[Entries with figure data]
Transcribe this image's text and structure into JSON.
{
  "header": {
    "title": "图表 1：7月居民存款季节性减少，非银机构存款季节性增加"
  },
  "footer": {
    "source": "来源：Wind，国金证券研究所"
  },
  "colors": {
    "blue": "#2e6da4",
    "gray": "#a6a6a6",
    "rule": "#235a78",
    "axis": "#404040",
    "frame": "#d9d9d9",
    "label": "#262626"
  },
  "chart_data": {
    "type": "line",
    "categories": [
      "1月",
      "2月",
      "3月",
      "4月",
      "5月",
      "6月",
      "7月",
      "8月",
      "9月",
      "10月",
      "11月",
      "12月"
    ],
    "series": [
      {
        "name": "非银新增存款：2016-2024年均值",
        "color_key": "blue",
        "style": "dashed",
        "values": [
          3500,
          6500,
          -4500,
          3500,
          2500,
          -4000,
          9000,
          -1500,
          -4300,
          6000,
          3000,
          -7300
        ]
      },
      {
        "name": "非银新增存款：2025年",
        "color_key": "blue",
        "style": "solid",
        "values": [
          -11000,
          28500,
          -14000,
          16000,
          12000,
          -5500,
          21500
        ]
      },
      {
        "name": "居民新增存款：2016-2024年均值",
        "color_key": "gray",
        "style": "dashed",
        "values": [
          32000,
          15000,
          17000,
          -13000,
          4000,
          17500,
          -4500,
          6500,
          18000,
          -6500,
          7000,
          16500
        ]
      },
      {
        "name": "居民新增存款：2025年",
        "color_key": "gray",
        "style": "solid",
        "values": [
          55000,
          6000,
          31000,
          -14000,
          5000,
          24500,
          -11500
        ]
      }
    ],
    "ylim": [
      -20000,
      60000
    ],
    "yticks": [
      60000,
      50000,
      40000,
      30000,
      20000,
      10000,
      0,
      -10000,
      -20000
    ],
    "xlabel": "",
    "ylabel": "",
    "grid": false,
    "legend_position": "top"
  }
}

### [Requirements]
Go through the listing above and work out how many lines contain the string "name". Reply with the number alone.

### [Solution below]
4